BEGIN ENTRIES PROVIDED

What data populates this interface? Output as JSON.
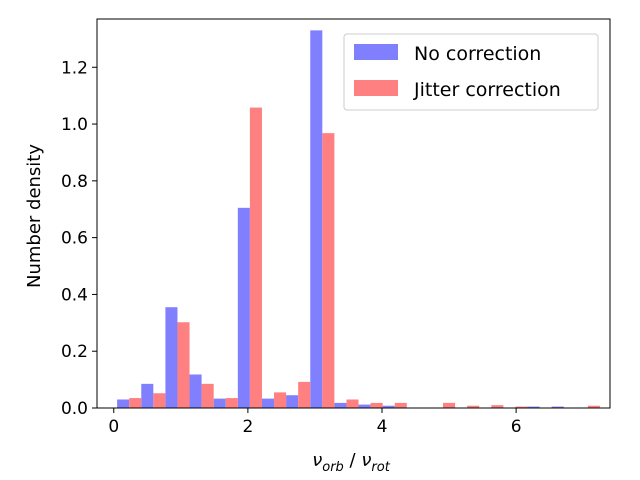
{
  "chart_data": {
    "type": "bar",
    "xlabel": {
      "main": "ν",
      "sub1": "orb",
      "sep": " / ",
      "main2": "ν",
      "sub2": "rot"
    },
    "ylabel": "Number density",
    "xlim": [
      -0.25,
      7.4
    ],
    "ylim": [
      0,
      1.37
    ],
    "xticks": [
      0,
      2,
      4,
      6
    ],
    "yticks": [
      "0.0",
      "0.2",
      "0.4",
      "0.6",
      "0.8",
      "1.0",
      "1.2"
    ],
    "grid": false,
    "legend_position": "top-right",
    "bin_width": 0.36,
    "bin_left_edges": [
      0.05,
      0.41,
      0.77,
      1.13,
      1.49,
      1.85,
      2.21,
      2.57,
      2.93,
      3.29,
      3.65,
      4.01,
      4.37,
      4.73,
      5.09,
      5.45,
      5.81,
      6.17,
      6.53,
      6.89
    ],
    "series": [
      {
        "name": "No correction",
        "color": "#8080ff",
        "values": [
          0.03,
          0.085,
          0.355,
          0.118,
          0.033,
          0.705,
          0.033,
          0.045,
          1.33,
          0.018,
          0.012,
          0.008,
          0.0,
          0.0,
          0.0,
          0.0,
          0.0,
          0.005,
          0.005,
          0.0
        ]
      },
      {
        "name": "Jitter correction",
        "color": "#ff8080",
        "values": [
          0.035,
          0.052,
          0.302,
          0.085,
          0.035,
          1.058,
          0.055,
          0.092,
          0.968,
          0.03,
          0.018,
          0.018,
          0.0,
          0.018,
          0.008,
          0.01,
          0.005,
          0.0,
          0.0,
          0.008
        ]
      }
    ]
  }
}
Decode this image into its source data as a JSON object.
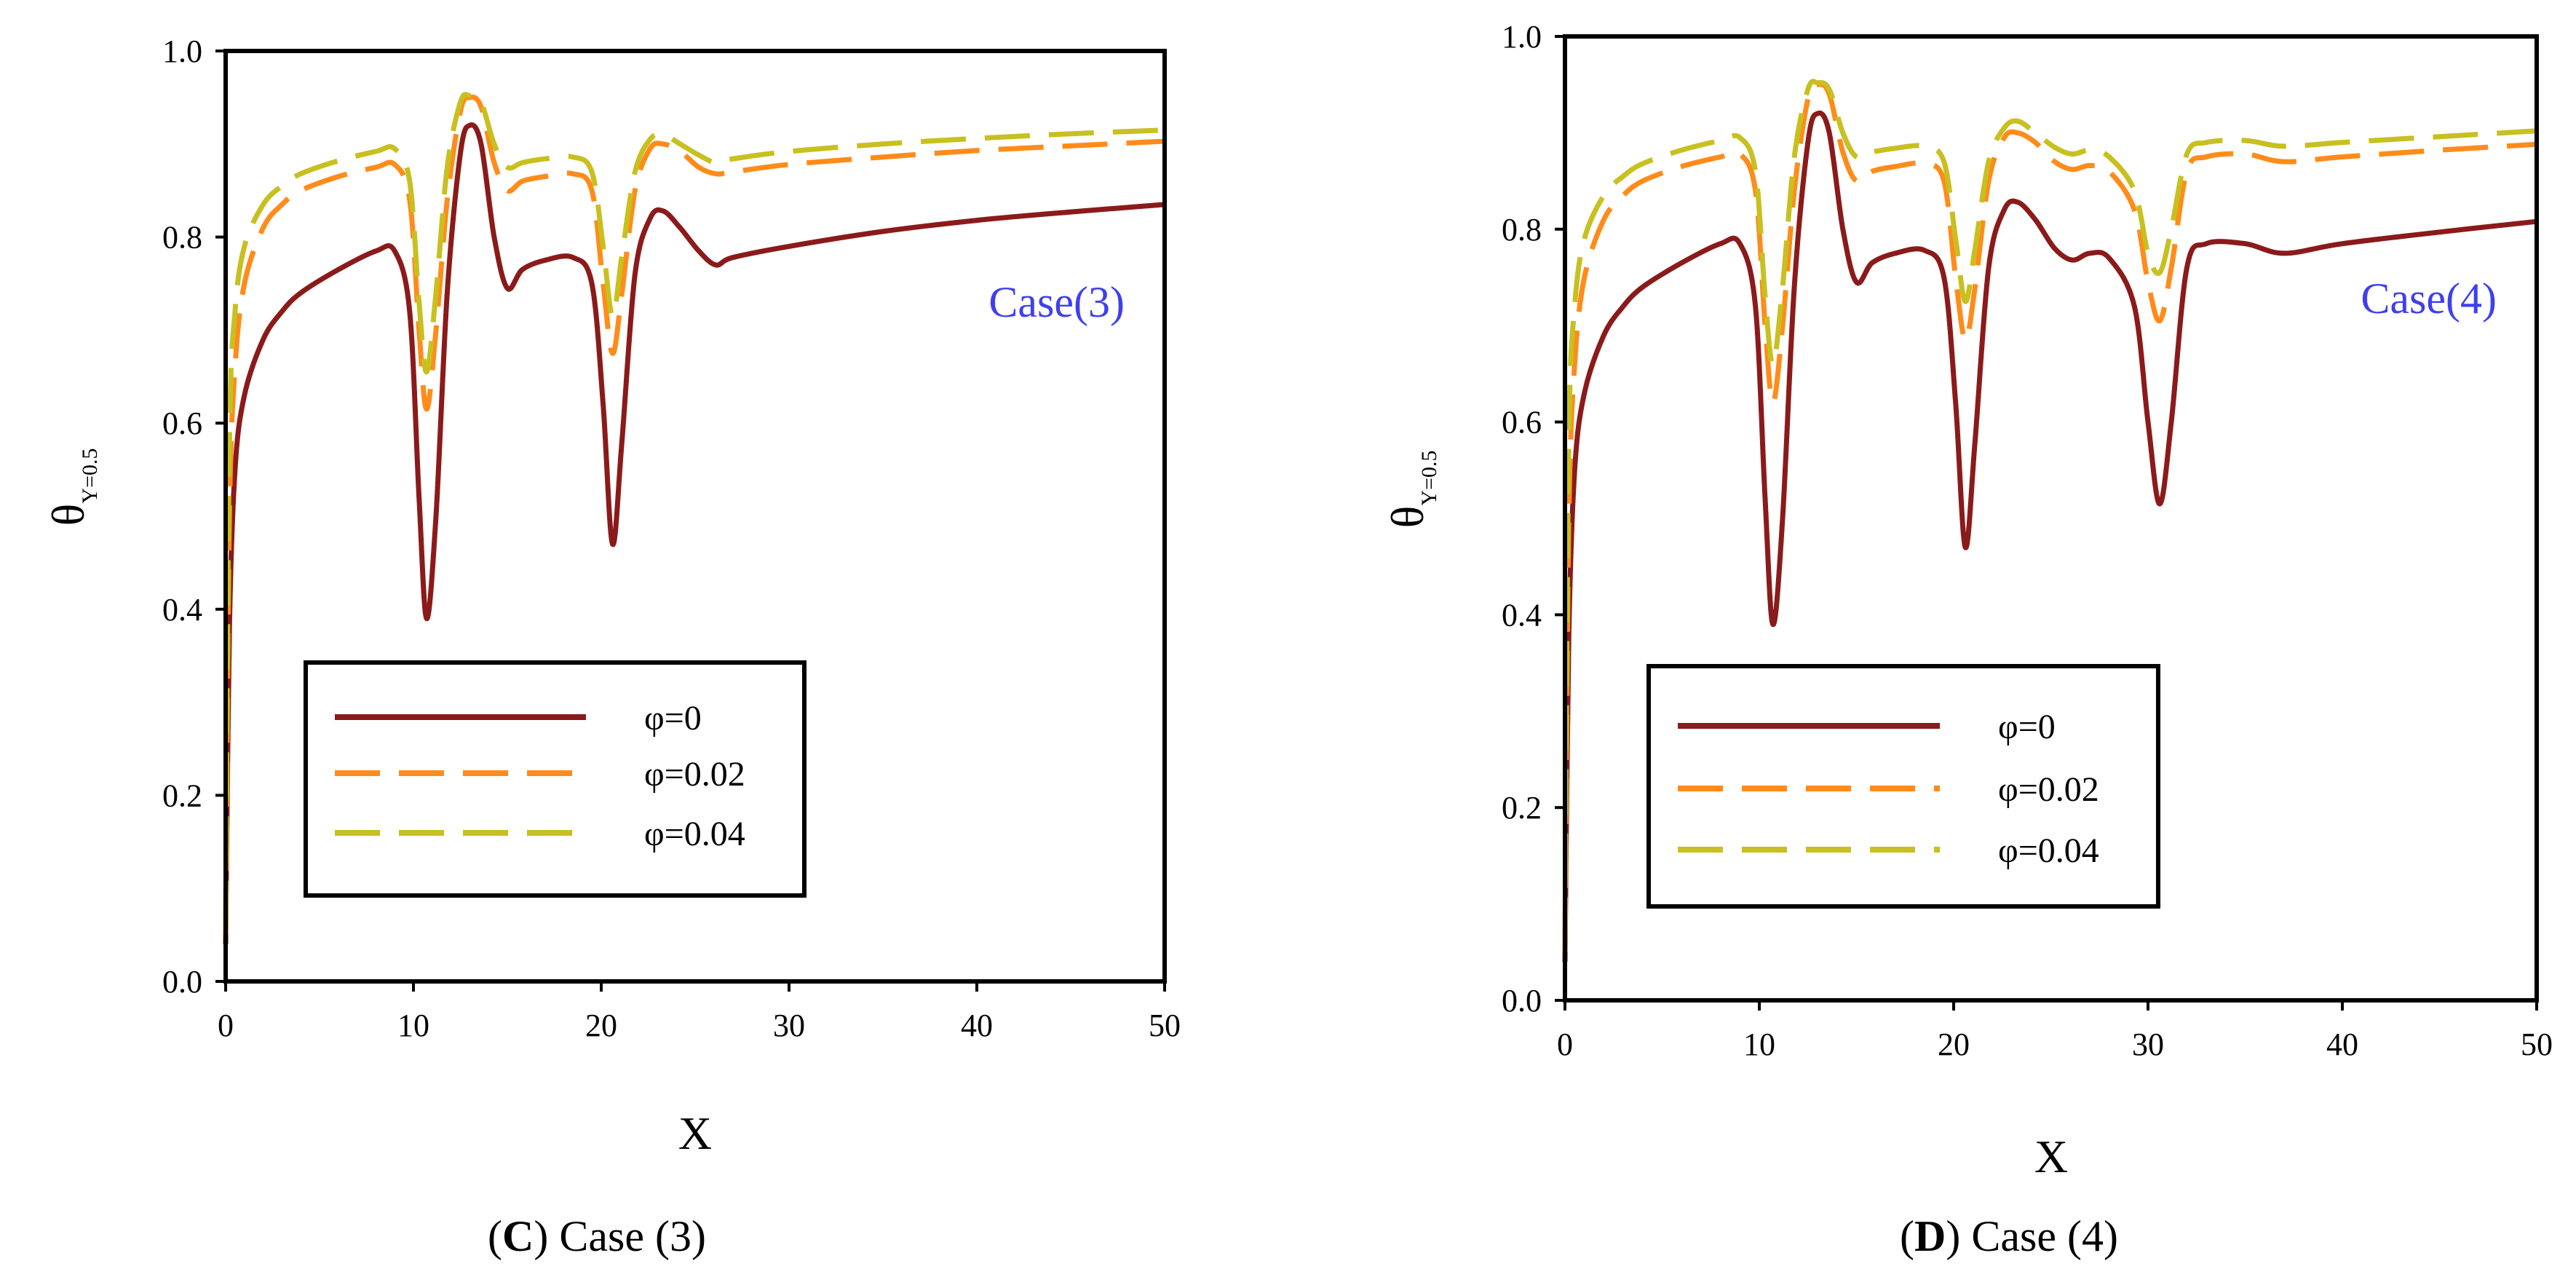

END ENTRIES PROVIDED

__DO THIS__: Copy all the entries word for word. Omit any pictures.

__RESPONSE TO THIS TASK__:
What data populates this interface? Output as JSON.
{
  "chart_data": {
    "type": "bar",
    "xlabel": {
      "main": "ν",
      "sub1": "orb",
      "sep": " / ",
      "main2": "ν",
      "sub2": "rot"
    },
    "ylabel": "Number density",
    "xlim": [
      -0.25,
      7.4
    ],
    "ylim": [
      0,
      1.37
    ],
    "xticks": [
      0,
      2,
      4,
      6
    ],
    "yticks": [
      "0.0",
      "0.2",
      "0.4",
      "0.6",
      "0.8",
      "1.0",
      "1.2"
    ],
    "grid": false,
    "legend_position": "top-right",
    "bin_width": 0.36,
    "bin_left_edges": [
      0.05,
      0.41,
      0.77,
      1.13,
      1.49,
      1.85,
      2.21,
      2.57,
      2.93,
      3.29,
      3.65,
      4.01,
      4.37,
      4.73,
      5.09,
      5.45,
      5.81,
      6.17,
      6.53,
      6.89
    ],
    "series": [
      {
        "name": "No correction",
        "color": "#8080ff",
        "values": [
          0.03,
          0.085,
          0.355,
          0.118,
          0.033,
          0.705,
          0.033,
          0.045,
          1.33,
          0.018,
          0.012,
          0.008,
          0.0,
          0.0,
          0.0,
          0.0,
          0.0,
          0.005,
          0.005,
          0.0
        ]
      },
      {
        "name": "Jitter correction",
        "color": "#ff8080",
        "values": [
          0.035,
          0.052,
          0.302,
          0.085,
          0.035,
          1.058,
          0.055,
          0.092,
          0.968,
          0.03,
          0.018,
          0.018,
          0.0,
          0.018,
          0.008,
          0.01,
          0.005,
          0.0,
          0.0,
          0.008
        ]
      }
    ]
  }
}
Decode this image into its source data as a JSON object.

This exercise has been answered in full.